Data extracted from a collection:
((

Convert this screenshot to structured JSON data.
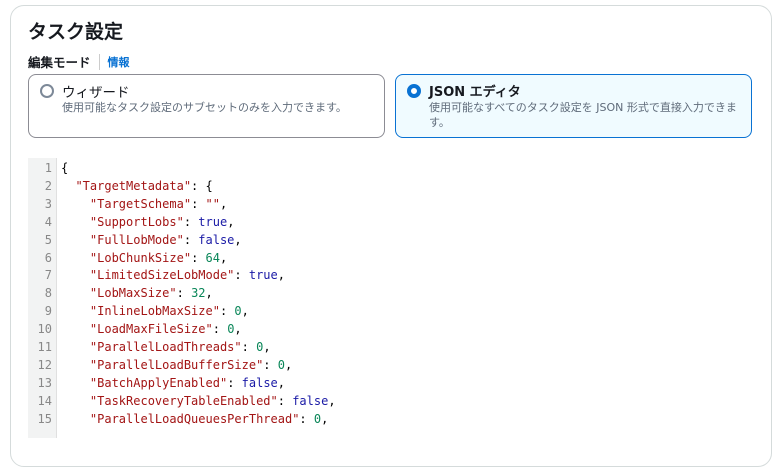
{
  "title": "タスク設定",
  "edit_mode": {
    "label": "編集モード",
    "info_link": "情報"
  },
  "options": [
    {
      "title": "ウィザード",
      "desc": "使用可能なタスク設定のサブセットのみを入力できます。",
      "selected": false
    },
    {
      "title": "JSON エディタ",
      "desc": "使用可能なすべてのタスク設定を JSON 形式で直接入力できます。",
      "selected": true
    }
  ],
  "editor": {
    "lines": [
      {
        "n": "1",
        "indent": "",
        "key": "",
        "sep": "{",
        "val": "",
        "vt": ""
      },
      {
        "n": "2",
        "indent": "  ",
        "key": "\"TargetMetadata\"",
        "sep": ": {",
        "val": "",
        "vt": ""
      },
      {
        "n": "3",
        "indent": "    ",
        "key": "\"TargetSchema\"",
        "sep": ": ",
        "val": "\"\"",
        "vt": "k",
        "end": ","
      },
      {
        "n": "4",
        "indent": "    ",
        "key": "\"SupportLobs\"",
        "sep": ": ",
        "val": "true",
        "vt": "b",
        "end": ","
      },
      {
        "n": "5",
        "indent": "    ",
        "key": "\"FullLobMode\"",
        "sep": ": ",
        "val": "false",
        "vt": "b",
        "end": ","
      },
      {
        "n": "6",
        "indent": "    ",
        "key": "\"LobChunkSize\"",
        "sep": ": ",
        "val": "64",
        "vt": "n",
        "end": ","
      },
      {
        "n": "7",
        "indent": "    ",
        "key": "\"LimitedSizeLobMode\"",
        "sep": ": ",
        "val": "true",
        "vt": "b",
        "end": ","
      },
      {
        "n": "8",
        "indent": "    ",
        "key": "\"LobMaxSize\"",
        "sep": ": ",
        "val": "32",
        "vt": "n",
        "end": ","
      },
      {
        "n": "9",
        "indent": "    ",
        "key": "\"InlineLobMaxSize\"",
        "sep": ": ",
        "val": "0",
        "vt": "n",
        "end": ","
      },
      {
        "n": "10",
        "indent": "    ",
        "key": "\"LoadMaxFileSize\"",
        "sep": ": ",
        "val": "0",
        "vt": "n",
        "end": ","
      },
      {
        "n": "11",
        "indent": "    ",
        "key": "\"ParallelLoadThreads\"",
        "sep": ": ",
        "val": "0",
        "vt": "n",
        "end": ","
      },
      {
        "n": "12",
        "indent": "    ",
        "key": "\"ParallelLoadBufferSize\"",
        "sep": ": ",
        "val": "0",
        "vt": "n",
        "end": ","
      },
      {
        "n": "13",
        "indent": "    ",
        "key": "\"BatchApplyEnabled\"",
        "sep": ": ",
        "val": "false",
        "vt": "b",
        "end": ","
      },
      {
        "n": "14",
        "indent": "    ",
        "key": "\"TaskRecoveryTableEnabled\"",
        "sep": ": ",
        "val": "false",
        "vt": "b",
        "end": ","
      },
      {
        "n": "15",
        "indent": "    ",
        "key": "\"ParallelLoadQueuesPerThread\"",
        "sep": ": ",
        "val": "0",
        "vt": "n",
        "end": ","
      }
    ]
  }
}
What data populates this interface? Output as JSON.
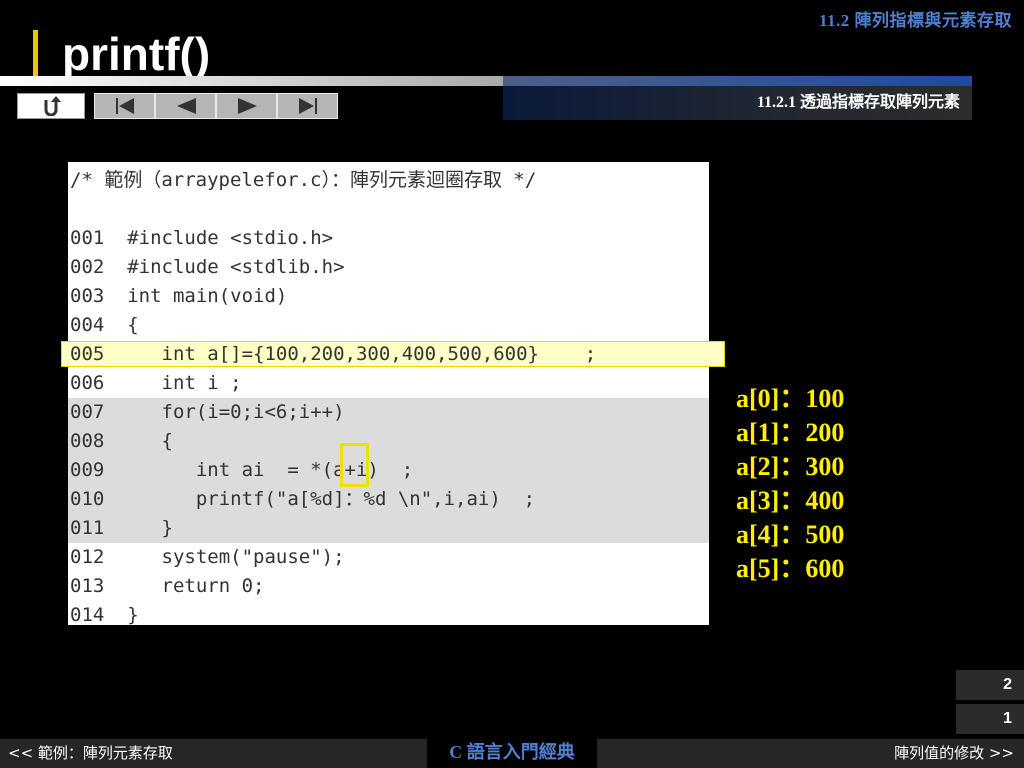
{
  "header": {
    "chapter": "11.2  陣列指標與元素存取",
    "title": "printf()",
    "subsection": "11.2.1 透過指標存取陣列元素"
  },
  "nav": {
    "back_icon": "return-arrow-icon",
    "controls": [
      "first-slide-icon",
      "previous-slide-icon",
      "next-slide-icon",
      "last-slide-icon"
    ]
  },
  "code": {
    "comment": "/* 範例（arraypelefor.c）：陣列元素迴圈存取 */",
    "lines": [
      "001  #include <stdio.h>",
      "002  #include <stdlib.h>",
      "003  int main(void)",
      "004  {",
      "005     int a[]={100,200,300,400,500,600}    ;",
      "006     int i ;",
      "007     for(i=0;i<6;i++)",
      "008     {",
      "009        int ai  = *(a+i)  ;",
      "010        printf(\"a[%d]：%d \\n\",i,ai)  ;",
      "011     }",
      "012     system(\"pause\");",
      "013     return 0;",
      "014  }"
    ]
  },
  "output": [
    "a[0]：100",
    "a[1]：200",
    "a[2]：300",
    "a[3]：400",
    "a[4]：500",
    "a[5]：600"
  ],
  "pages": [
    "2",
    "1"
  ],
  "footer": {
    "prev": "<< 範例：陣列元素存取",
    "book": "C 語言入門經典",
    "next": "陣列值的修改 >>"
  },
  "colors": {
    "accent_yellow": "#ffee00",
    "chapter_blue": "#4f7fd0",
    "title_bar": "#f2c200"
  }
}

))

### Task statement
Which lines of the data above contain "slide"? Copy each one.

### Complete answer
      "first-slide-icon",
      "previous-slide-icon",
      "next-slide-icon",
      "last-slide-icon"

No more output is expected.